◆ Your objective
Copy each line below that includes "Deep".

◆ Data to process
+++

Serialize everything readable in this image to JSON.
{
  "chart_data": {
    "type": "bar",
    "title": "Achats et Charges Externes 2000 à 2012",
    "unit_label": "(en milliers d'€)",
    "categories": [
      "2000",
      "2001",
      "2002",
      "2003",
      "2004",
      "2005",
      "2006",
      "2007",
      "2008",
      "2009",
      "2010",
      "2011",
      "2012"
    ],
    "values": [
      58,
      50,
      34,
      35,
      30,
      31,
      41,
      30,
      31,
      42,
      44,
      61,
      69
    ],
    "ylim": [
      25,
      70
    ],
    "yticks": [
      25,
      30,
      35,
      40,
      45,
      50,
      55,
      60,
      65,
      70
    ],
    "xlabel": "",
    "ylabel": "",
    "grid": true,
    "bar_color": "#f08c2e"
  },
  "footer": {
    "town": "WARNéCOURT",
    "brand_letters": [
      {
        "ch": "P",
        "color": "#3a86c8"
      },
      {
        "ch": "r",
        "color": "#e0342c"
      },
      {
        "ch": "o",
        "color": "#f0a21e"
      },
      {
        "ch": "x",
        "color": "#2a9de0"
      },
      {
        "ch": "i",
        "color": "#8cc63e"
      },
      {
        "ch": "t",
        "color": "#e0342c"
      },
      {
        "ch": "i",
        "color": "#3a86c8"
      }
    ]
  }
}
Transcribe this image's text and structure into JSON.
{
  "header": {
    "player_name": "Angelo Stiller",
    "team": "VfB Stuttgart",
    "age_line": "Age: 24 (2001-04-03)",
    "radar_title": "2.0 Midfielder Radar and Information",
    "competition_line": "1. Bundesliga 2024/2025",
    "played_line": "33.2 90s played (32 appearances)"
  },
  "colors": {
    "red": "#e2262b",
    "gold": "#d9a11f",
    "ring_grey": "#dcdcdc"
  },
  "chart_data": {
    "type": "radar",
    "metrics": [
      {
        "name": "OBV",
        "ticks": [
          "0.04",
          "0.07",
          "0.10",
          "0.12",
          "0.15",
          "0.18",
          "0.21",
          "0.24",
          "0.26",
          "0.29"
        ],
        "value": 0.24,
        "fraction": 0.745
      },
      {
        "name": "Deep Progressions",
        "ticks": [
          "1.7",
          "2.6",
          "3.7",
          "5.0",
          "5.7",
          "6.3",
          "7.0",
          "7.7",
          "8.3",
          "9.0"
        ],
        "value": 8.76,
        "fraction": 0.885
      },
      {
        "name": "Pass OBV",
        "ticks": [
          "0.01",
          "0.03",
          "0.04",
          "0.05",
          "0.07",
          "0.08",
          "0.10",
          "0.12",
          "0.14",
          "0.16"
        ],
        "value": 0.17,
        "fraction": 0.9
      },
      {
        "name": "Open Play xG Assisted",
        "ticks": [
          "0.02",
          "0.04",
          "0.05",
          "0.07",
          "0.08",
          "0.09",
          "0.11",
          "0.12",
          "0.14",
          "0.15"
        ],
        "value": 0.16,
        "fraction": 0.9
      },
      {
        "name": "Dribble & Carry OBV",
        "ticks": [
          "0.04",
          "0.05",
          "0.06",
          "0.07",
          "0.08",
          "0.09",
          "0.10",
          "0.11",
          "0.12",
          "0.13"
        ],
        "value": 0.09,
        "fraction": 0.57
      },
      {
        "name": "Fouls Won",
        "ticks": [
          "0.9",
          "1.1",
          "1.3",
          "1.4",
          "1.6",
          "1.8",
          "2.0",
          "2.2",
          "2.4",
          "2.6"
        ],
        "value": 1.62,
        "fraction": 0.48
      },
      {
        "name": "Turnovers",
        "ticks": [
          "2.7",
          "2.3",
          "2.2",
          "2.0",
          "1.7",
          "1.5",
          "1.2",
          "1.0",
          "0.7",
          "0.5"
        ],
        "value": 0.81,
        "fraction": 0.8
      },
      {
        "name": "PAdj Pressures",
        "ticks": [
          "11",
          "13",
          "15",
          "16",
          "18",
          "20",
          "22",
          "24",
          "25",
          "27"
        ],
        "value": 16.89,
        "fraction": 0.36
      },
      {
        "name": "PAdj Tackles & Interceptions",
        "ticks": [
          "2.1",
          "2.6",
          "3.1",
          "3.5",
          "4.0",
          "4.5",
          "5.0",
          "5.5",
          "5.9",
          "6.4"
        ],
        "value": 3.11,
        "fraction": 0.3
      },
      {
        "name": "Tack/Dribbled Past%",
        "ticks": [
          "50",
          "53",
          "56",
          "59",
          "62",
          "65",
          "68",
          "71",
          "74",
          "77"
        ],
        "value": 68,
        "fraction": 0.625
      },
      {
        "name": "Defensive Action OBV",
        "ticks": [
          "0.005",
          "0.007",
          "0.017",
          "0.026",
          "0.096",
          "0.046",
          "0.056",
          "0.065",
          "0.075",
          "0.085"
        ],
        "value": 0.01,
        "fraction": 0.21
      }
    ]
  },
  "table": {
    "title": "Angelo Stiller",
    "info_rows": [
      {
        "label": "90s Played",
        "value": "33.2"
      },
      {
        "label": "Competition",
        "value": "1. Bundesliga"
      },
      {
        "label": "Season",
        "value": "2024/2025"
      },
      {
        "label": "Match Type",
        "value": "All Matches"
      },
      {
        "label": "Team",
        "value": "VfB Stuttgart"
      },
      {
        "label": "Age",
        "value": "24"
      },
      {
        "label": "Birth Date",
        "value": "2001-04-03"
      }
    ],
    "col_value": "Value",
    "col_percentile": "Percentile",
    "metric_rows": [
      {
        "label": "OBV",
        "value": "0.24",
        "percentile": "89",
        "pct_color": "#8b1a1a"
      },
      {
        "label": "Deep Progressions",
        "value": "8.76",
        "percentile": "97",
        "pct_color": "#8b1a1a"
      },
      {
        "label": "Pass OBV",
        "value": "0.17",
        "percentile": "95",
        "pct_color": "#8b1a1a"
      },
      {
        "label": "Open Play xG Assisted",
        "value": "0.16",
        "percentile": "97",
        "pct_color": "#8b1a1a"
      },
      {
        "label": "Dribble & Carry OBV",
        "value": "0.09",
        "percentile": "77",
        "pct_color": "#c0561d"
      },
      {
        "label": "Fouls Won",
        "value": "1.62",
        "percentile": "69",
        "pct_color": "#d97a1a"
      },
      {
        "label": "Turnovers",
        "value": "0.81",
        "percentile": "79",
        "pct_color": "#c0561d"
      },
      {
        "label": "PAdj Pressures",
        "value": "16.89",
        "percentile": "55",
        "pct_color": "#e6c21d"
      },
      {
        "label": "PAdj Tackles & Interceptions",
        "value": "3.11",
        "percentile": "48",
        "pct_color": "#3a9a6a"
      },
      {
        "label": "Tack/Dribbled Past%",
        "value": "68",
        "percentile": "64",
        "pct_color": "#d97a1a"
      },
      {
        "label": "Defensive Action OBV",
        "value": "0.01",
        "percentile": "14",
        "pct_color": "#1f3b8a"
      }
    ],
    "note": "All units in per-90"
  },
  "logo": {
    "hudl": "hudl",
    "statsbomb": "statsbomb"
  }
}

+++

◆ Solution to this problem
        "name": "Deep Progressions",
        "label": "Deep Progressions",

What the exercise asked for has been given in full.